_YOUR OBJECTIVE_:
Select every line below containing the word "color".

═════ RECORDS FOR THE TASK ═════

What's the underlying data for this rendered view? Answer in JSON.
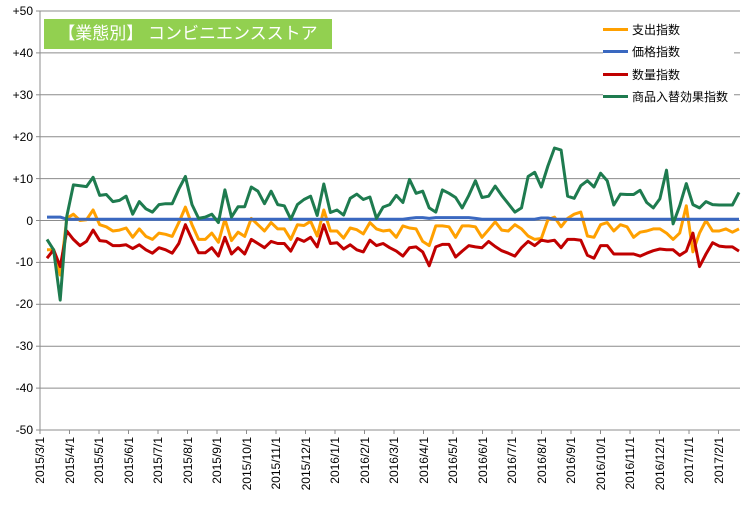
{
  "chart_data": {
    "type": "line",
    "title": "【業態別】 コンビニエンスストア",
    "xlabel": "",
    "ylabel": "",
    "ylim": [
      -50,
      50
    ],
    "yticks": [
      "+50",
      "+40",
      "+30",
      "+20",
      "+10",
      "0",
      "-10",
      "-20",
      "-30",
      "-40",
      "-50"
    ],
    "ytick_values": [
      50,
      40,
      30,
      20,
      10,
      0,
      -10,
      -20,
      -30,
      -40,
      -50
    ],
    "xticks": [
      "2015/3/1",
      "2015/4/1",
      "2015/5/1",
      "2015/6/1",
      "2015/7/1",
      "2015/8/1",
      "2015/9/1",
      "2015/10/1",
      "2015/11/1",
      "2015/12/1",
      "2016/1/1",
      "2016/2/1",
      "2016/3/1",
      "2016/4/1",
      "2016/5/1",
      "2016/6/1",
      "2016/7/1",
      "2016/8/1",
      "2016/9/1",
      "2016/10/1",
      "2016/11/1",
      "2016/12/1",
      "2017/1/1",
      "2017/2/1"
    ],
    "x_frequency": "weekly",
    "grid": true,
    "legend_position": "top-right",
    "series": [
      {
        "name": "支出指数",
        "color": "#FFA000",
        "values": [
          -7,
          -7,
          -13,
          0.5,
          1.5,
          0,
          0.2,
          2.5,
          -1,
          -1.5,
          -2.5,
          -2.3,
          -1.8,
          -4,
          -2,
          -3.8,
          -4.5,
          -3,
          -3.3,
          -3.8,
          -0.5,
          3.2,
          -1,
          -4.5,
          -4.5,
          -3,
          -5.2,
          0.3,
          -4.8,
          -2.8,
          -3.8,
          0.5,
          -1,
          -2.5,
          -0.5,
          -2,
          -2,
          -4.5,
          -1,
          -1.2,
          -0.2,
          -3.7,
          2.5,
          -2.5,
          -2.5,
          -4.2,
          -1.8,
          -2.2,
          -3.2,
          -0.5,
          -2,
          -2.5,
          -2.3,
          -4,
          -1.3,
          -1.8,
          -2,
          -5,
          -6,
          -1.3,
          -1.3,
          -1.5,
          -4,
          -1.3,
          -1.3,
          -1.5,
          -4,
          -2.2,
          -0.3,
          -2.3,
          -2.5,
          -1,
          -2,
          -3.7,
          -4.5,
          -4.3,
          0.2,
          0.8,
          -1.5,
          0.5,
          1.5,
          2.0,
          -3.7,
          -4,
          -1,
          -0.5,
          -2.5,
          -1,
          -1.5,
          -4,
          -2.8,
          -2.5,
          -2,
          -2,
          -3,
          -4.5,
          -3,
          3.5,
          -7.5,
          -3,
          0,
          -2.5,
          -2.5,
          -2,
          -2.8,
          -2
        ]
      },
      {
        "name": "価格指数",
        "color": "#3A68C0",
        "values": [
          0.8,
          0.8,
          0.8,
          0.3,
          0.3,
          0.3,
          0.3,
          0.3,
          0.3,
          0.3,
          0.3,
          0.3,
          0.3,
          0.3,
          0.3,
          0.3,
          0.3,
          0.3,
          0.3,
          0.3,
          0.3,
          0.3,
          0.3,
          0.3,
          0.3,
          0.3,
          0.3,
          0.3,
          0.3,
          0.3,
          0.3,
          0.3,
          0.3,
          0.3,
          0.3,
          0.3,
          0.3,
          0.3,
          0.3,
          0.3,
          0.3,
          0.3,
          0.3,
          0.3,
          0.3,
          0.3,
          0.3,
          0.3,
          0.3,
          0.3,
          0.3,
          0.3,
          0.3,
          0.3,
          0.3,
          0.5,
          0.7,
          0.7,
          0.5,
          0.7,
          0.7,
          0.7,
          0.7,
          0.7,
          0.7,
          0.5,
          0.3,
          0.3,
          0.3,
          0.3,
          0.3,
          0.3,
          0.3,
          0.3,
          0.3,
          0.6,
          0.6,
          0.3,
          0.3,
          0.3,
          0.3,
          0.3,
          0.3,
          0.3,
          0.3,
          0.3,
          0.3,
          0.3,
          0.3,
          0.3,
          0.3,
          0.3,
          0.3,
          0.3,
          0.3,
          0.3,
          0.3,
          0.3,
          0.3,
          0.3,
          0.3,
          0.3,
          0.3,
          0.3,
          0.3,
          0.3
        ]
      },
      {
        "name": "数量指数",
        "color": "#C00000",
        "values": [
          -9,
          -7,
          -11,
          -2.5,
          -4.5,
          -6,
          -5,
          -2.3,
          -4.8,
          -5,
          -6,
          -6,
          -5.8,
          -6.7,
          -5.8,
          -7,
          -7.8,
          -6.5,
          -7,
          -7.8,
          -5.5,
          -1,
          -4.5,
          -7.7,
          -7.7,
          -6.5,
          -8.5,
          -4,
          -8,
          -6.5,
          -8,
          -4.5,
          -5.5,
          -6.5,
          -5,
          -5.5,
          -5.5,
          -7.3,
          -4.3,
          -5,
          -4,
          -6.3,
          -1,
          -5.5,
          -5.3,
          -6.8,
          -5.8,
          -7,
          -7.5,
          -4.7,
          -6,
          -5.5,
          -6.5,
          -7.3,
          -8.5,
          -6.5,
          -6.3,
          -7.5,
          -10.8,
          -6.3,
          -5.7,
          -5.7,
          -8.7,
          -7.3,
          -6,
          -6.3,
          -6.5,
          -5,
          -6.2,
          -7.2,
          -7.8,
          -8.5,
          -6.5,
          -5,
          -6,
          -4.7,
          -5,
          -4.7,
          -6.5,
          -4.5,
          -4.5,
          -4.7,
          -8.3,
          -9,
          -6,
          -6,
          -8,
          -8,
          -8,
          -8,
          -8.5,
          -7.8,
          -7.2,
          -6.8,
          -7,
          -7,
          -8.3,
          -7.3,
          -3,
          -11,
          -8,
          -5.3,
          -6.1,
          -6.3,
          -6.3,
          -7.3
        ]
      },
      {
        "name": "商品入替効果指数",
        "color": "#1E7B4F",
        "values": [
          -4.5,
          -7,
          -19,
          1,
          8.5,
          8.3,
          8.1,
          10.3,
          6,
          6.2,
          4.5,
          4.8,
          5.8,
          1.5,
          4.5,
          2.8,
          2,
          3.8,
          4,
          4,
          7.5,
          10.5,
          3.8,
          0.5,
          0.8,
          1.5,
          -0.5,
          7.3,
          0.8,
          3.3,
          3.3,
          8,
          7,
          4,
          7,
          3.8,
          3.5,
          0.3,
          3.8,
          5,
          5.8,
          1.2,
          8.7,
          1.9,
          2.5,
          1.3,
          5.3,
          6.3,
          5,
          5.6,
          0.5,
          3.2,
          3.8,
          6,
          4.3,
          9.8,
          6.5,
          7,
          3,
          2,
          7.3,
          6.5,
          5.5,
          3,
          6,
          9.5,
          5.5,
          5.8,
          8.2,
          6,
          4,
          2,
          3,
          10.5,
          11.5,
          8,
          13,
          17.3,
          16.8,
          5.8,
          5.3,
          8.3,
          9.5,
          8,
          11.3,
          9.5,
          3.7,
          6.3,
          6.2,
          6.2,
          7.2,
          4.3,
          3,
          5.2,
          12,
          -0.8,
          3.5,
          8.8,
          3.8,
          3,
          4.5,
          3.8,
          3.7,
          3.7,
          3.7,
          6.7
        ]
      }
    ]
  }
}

═════
═════ RECORDS FOR THE TASK ═════

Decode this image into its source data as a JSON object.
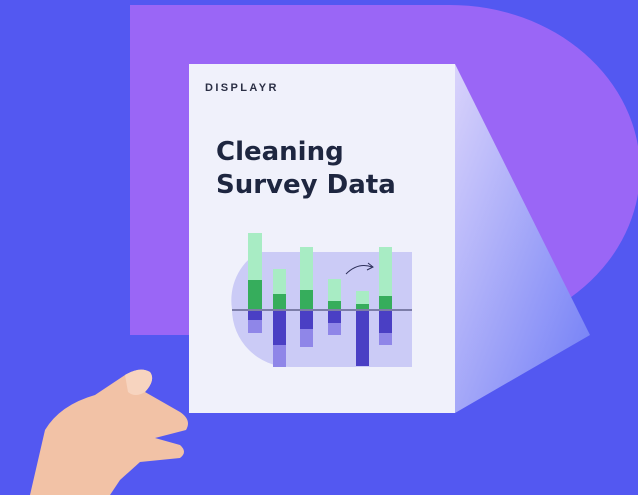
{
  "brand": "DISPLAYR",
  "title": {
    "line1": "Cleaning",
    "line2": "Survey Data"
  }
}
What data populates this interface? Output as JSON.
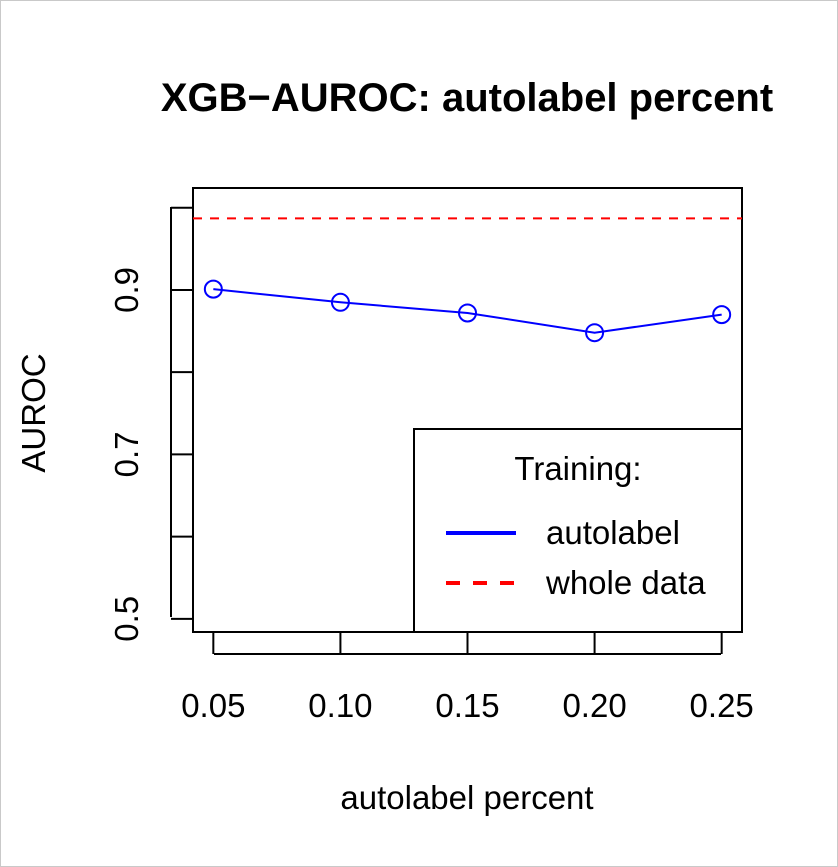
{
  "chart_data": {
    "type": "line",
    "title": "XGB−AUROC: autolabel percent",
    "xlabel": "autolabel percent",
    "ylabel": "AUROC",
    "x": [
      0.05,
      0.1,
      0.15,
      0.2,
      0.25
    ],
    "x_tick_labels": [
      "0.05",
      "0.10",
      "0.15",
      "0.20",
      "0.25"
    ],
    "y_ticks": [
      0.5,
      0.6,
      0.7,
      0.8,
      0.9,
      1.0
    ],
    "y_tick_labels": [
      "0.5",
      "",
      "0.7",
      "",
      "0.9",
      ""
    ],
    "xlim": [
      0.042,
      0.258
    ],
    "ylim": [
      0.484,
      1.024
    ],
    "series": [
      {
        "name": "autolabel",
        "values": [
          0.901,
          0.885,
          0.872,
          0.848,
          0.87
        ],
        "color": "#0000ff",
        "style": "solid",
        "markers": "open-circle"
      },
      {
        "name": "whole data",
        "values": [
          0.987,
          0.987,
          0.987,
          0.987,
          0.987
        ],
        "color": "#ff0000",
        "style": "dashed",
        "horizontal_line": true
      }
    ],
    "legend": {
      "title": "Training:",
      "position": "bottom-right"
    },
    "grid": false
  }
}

═════

_FINAL ANSWER_:
        "color": "#FFA000",
        "color": "#3A68C0",
        "color": "#C00000",
        "color": "#1E7B4F",
        "color": "#0000ff",
        "color": "#ff0000",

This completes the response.